(Extract)
[Ocfs2-devel] [RFC] Integration with external clustering

Tue Oct 18 18:03:23 CDT 2005

On 2005-10-18T15:18:49, Joel Becker <Joel.Becker at oracle.com> wrote:

I'm too tired to go into the filesystem details and I have a better
understanding of the user-space parts than the fs layer ;-) I'll wade
through the rest tomorrow morning to see whether I can add something
useful to that part of the discussion too.

> 	Given that heartbeat regions can and should be shared, you need
> a way to describe this.  We don't have userspace doing global heartbeat
> yet, but there is no reason that all OCFS2 volumes can't share one
> heartbeat region (see
> http://oss.oracle.com/projects/ocfs2-tools/src/branches/global-heartbeat/documentation/o2cb/).

Good point, but I think part of Jeff's proposal is to pull-out the
heartbeating from OCFS2 into user-space, so OCFS2 no longer would
maintain its own heartbeat, and thus no heartbeat region.

Membership events (nodes up, down) would be provided to OCFS2
post-fencing.

> 	Have you also considered what this will or won't do to possible
> interaction with the CMan stack?  We'd love OCFS2 to handle both stacks.

This is hard for us to judge, but given that CMan in recent mailing list
discussions seems to be moving towards a user-space driven membership
too, it's fairly likely useable here too.

The main semantic difference I can make out between the RHAT DLM and the
one which OCFS2 uses are the way how the events are delivered across the
cluster; while OCFS2 doesn't seem to care much, RHAT's DLM requires a
"suspend all nodes - reconfigure / submit events - tell all nodes to
resume" three-phase protocol.

Our user-space stack is capable of driving both, as it happens. Funny,
actually - we have been working on the assumption that our user-space
stack needs to be able to drive all CFS implementations, and now you
bring up that you want your CFS to be driven by both stacks. ;-)

> 	Finally, have you considered the user barriers to this?  The
> absolute bottom-line goal of O2CB is the minimum input by the user.  For
> this to work, the user should not have to see the plethora of XML config
> files that heartbeat has (or at least, used to have).  I'm talking about
> the user-visible part here, not the technical reality.  The O2CB
> frontend or some other piece of software can take the user's name:ip
> node mapping and turn it into whatever XML it needs, but the user
> shouldn't have to do anything more than ocfs2console requires them
> today.

heartbeat used to have 3 straightforward config files; the XML based
configuration file (one of them, actually) is pretty new. "Plethora of
XML configuration files" certainly isn't true of heartbeat 2.x, and
never was. The XML configuration file is even automatically replicated
across cluster nodes so the user can't get them desync'ed ;-)

My goal is for the user to only add a single resource entry (a so-called
"clone" resource type) to the configuration for each OCFS2 filesystem,
and then he'd be done; the cluster would auto-generate everything else.

(As it happens, another group at Novell already has demoed this with
Novell Clustering Services; the OCFS2 configuration file is generated
from the LDAP-based cluster configuration automatically. Something
similar is what I'm aiming for here: tell us on which nodes to mount the
filesystem on (all or a subset), point us at a storage, tell us the
network to use, say "go".)

(Job a) Copy out the OCFS2 message, starting at "On 2005-10-18T15:18:49, Joel" and ending at "the discussion too.".

(Raw data)

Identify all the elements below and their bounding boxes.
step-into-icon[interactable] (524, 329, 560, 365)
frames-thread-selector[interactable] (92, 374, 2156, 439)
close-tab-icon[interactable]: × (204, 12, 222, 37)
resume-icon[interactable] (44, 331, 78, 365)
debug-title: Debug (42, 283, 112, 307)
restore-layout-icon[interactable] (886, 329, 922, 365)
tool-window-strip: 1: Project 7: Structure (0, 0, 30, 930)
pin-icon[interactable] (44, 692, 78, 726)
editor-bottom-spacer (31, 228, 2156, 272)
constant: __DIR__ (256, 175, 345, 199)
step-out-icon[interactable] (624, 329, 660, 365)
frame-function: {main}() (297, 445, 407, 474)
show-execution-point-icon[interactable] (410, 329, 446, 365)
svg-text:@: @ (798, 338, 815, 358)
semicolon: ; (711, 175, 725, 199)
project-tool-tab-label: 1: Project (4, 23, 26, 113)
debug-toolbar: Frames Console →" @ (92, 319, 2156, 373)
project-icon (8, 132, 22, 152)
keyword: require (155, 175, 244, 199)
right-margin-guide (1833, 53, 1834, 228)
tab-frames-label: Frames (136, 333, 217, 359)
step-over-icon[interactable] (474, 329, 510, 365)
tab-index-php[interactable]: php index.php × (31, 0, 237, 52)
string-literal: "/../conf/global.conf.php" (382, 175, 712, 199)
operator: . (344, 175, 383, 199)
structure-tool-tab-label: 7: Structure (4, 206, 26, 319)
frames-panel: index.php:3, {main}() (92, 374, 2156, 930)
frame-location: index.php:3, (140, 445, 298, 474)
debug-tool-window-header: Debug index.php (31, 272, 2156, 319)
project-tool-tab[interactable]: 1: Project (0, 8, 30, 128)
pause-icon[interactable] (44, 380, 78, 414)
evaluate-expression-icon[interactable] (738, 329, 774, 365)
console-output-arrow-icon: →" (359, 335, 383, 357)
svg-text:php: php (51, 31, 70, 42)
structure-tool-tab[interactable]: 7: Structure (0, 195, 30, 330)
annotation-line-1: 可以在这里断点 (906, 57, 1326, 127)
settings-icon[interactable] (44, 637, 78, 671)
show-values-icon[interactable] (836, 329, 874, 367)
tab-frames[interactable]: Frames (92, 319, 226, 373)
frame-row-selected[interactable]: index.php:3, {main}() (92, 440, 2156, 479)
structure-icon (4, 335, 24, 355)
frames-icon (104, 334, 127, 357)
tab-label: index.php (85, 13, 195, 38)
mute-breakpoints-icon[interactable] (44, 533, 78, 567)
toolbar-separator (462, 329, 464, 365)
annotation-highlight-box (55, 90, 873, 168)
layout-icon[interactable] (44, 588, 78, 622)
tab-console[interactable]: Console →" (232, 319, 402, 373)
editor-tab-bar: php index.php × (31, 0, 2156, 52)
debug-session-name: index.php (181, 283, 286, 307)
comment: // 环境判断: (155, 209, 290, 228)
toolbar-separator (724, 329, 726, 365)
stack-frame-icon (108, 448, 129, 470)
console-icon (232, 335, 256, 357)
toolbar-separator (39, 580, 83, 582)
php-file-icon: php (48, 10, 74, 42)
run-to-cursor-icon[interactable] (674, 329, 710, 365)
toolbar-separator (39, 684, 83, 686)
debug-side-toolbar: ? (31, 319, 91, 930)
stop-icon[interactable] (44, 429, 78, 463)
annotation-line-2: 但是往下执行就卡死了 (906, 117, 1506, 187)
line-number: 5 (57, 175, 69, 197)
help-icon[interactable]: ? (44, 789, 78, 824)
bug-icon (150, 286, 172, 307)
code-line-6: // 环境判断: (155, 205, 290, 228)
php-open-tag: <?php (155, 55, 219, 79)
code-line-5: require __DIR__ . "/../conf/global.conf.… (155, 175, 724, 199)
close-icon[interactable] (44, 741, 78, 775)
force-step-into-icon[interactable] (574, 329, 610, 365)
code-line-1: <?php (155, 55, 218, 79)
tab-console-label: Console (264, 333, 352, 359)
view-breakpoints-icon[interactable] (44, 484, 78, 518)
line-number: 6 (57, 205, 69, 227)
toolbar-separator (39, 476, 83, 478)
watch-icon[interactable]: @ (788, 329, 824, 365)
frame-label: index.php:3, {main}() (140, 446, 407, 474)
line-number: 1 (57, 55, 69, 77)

(Job b) Rewrite the entries, starting at their first line and ending at the line containing "pin-icon[interactable] (44, 692, 78, 726)", with "interactable" changed to "clickable" and nothing else altered. Give only those lines.

(Exercise response a)
On 2005-10-18T15:18:49, Joel Becker <Joel.Becker at oracle.com> wrote:

I'm too tired to go into the filesystem details and I have a better
understanding of the user-space parts than the fs layer ;-) I'll wade
through the rest tomorrow morning to see whether I can add something
useful to that part of the discussion too.

(Exercise response b)
Identify all the elements below and their bounding boxes.
step-into-icon[clickable] (524, 329, 560, 365)
frames-thread-selector[clickable] (92, 374, 2156, 439)
close-tab-icon[clickable]: × (204, 12, 222, 37)
resume-icon[clickable] (44, 331, 78, 365)
debug-title: Debug (42, 283, 112, 307)
restore-layout-icon[clickable] (886, 329, 922, 365)
tool-window-strip: 1: Project 7: Structure (0, 0, 30, 930)
pin-icon[clickable] (44, 692, 78, 726)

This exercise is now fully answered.